Written exercise: The records below must be duplicated exactly, character for character.

Dataset records:
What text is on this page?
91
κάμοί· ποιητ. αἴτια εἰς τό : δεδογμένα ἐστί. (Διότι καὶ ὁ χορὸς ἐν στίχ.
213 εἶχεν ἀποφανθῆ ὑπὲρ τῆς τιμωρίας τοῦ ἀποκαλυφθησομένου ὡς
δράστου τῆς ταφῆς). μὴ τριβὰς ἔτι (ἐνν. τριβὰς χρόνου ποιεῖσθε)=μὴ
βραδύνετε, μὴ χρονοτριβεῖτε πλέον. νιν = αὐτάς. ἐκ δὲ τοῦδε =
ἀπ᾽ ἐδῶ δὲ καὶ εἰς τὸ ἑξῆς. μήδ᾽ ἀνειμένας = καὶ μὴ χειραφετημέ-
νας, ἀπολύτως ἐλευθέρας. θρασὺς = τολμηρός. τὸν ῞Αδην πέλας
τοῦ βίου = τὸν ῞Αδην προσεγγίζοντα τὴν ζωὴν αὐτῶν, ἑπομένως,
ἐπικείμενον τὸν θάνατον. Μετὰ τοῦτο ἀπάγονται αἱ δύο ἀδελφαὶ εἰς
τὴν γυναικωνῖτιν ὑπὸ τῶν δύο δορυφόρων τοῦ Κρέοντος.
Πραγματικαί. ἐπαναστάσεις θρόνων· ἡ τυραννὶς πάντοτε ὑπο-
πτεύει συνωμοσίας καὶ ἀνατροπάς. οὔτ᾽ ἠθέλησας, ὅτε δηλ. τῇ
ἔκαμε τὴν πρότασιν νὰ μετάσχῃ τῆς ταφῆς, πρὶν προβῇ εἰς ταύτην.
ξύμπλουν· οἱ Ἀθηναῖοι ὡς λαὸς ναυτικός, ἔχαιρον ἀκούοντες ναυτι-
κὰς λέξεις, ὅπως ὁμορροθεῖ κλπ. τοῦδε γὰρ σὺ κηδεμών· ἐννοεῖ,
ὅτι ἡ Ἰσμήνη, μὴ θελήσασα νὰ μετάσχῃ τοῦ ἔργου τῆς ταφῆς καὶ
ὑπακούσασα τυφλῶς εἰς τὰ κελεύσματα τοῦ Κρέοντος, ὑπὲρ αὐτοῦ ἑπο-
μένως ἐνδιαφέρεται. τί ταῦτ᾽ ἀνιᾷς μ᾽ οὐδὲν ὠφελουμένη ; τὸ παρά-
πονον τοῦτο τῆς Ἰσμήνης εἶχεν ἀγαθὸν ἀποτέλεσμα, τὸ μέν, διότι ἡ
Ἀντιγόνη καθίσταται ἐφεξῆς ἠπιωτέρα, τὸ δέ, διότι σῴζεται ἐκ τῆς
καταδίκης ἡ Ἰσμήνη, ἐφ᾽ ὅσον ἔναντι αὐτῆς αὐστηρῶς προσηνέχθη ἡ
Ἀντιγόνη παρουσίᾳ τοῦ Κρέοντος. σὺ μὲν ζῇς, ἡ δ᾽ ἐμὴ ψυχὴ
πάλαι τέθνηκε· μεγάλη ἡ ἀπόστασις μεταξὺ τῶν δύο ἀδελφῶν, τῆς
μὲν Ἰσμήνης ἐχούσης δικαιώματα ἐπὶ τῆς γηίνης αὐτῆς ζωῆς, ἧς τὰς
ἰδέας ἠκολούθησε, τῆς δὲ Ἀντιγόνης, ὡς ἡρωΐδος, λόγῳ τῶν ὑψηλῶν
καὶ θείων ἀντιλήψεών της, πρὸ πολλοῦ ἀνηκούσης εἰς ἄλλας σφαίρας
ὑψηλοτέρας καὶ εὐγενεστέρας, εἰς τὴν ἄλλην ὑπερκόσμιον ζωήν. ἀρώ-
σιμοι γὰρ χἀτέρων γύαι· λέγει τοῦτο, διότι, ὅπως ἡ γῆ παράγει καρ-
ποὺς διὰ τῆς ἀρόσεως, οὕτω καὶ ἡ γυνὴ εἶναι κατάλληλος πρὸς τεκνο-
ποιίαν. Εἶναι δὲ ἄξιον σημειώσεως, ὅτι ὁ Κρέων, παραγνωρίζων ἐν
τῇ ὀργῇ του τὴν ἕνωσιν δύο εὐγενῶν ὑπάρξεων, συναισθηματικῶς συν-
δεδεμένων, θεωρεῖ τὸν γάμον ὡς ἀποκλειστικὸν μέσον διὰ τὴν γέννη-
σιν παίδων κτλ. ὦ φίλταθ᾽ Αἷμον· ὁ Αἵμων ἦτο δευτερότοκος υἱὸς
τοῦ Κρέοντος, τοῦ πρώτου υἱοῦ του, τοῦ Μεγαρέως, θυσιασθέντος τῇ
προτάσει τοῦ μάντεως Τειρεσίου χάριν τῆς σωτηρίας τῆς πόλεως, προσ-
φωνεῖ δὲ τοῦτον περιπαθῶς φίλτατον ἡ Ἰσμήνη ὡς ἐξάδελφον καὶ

Result:
What text is on this page?
91
κάμοί· ποιητ. αἴτια εἰς τό : δεδογμένα ἐστί. (Διότι καὶ ὁ χορὸς ἐν στίχ.
213 εἶχεν ἀποφανθῆ ὑπὲρ τῆς τιμωρίας τοῦ ἀποκαλυφθησομένου ὡς
δράστου τῆς ταφῆς). μὴ τριβὰς ἔτι (ἐνν. τριβὰς χρόνου ποιεῖσθε)=μὴ
βραδύνετε, μὴ χρονοτριβεῖτε πλέον. νιν = αὐτάς. ἐκ δὲ τοῦδε =
ἀπ᾽ ἐδῶ δὲ καὶ εἰς τὸ ἑξῆς. μήδ᾽ ἀνειμένας = καὶ μὴ χειραφετημέ-
νας, ἀπολύτως ἐλευθέρας. θρασὺς = τολμηρός. τὸν ῞Αδην πέλας
τοῦ βίου = τὸν ῞Αδην προσεγγίζοντα τὴν ζωὴν αὐτῶν, ἑπομένως,
ἐπικείμενον τὸν θάνατον. Μετὰ τοῦτο ἀπάγονται αἱ δύο ἀδελφαὶ εἰς
τὴν γυναικωνῖτιν ὑπὸ τῶν δύο δορυφόρων τοῦ Κρέοντος.
Πραγματικαί. ἐπαναστάσεις θρόνων· ἡ τυραννὶς πάντοτε ὑπο-
πτεύει συνωμοσίας καὶ ἀνατροπάς. οὔτ᾽ ἠθέλησας, ὅτε δηλ. τῇ
ἔκαμε τὴν πρότασιν νὰ μετάσχῃ τῆς ταφῆς, πρὶν προβῇ εἰς ταύτην.
ξύμπλουν· οἱ Ἀθηναῖοι ὡς λαὸς ναυτικός, ἔχαιρον ἀκούοντες ναυτι-
κὰς λέξεις, ὅπως ὁμορροθεῖ κλπ. τοῦδε γὰρ σὺ κηδεμών· ἐννοεῖ,
ὅτι ἡ Ἰσμήνη, μὴ θελήσασα νὰ μετάσχῃ τοῦ ἔργου τῆς ταφῆς καὶ
ὑπακούσασα τυφλῶς εἰς τὰ κελεύσματα τοῦ Κρέοντος, ὑπὲρ αὐτοῦ ἑπο-
μένως ἐνδιαφέρεται. τί ταῦτ᾽ ἀνιᾷς μ᾽ οὐδὲν ὠφελουμένη ; τὸ παρά-
πονον τοῦτο τῆς Ἰσμήνης εἶχεν ἀγαθὸν ἀποτέλεσμα, τὸ μέν, διότι ἡ
Ἀντιγόνη καθίσταται ἐφεξῆς ἠπιωτέρα, τὸ δέ, διότι σῴζεται ἐκ τῆς
καταδίκης ἡ Ἰσμήνη, ἐφ᾽ ὅσον ἔναντι αὐτῆς αὐστηρῶς προσηνέχθη ἡ
Ἀντιγόνη παρουσίᾳ τοῦ Κρέοντος. σὺ μὲν ζῇς, ἡ δ᾽ ἐμὴ ψυχὴ
πάλαι τέθνηκε· μεγάλη ἡ ἀπόστασις μεταξὺ τῶν δύο ἀδελφῶν, τῆς
μὲν Ἰσμήνης ἐχούσης δικαιώματα ἐπὶ τῆς γηίνης αὐτῆς ζωῆς, ἧς τὰς
ἰδέας ἠκολούθησε, τῆς δὲ Ἀντιγόνης, ὡς ἡρωΐδος, λόγῳ τῶν ὑψηλῶν
καὶ θείων ἀντιλήψεών της, πρὸ πολλοῦ ἀνηκούσης εἰς ἄλλας σφαίρας
ὑψηλοτέρας καὶ εὐγενεστέρας, εἰς τὴν ἄλλην ὑπερκόσμιον ζωήν. ἀρώ-
σιμοι γὰρ χἀτέρων γύαι· λέγει τοῦτο, διότι, ὅπως ἡ γῆ παράγει καρ-
ποὺς διὰ τῆς ἀρόσεως, οὕτω καὶ ἡ γυνὴ εἶναι κατάλληλος πρὸς τεκνο-
ποιίαν. Εἶναι δὲ ἄξιον σημειώσεως, ὅτι ὁ Κρέων, παραγνωρίζων ἐν
τῇ ὀργῇ του τὴν ἕνωσιν δύο εὐγενῶν ὑπάρξεων, συναισθηματικῶς συν-
δεδεμένων, θεωρεῖ τὸν γάμον ὡς ἀποκλειστικὸν μέσον διὰ τὴν γέννη-
σιν παίδων κτλ. ὦ φίλταθ᾽ Αἷμον· ὁ Αἵμων ἦτο δευτερότοκος υἱὸς
τοῦ Κρέοντος, τοῦ πρώτου υἱοῦ του, τοῦ Μεγαρέως, θυσιασθέντος τῇ
προτάσει τοῦ μάντεως Τειρεσίου χάριν τῆς σωτηρίας τῆς πόλεως, προσ-
φωνεῖ δὲ τοῦτον περιπαθῶς φίλτατον ἡ Ἰσμήνη ὡς ἐξάδελφον καὶ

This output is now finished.